Task details: Copy the lines that follow, keeping every character the same.

### Material for this task

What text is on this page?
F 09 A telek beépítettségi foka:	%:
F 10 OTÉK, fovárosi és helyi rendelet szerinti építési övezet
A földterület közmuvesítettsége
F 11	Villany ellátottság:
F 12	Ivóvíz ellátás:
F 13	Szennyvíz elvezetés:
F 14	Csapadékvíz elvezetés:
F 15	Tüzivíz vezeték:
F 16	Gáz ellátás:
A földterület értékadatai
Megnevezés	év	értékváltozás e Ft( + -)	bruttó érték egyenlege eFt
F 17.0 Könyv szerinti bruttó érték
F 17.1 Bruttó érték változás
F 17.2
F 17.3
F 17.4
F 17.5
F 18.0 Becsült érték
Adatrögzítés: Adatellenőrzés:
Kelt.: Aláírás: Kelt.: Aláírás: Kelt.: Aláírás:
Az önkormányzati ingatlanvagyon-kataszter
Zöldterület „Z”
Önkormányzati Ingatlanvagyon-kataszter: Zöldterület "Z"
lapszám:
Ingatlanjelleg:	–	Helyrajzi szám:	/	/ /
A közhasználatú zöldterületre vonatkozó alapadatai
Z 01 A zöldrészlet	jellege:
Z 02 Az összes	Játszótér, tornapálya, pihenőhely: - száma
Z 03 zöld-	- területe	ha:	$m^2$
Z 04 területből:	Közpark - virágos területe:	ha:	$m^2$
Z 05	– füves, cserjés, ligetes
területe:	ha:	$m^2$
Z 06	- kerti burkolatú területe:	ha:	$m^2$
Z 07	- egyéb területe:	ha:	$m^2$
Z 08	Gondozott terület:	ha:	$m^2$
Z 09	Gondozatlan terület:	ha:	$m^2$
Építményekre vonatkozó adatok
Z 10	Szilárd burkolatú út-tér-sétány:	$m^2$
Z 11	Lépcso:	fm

######

Worked solution:
What text is on this page?
F 09 A telek beépítettségi foka:	%:
F 10 OTÉK, fovárosi és helyi rendelet szerinti építési övezet
A földterület közmuvesítettsége
F 11	Villany ellátottság:
F 12	Ivóvíz ellátás:
F 13	Szennyvíz elvezetés:
F 14	Csapadékvíz elvezetés:
F 15	Tüzivíz vezeték:
F 16	Gáz ellátás:
A földterület értékadatai
Megnevezés	év	értékváltozás e Ft( + -)	bruttó érték egyenlege eFt
F 17.0 Könyv szerinti bruttó érték
F 17.1 Bruttó érték változás
F 17.2
F 17.3
F 17.4
F 17.5
F 18.0 Becsült érték
Adatrögzítés: Adatellenőrzés:
Kelt.: Aláírás: Kelt.: Aláírás: Kelt.: Aláírás:
Az önkormányzati ingatlanvagyon-kataszter
Zöldterület „Z”
Önkormányzati Ingatlanvagyon-kataszter: Zöldterület "Z"
lapszám:
Ingatlanjelleg:	–	Helyrajzi szám:	/	/ /
A közhasználatú zöldterületre vonatkozó alapadatai
Z 01 A zöldrészlet	jellege:
Z 02 Az összes	Játszótér, tornapálya, pihenőhely: - száma
Z 03 zöld-	- területe	ha:	$m^2$
Z 04 területből:	Közpark - virágos területe:	ha:	$m^2$
Z 05	– füves, cserjés, ligetes
területe:	ha:	$m^2$
Z 06	- kerti burkolatú területe:	ha:	$m^2$
Z 07	- egyéb területe:	ha:	$m^2$
Z 08	Gondozott terület:	ha:	$m^2$
Z 09	Gondozatlan terület:	ha:	$m^2$
Építményekre vonatkozó adatok
Z 10	Szilárd burkolatú út-tér-sétány:	$m^2$
Z 11	Lépcso:	fm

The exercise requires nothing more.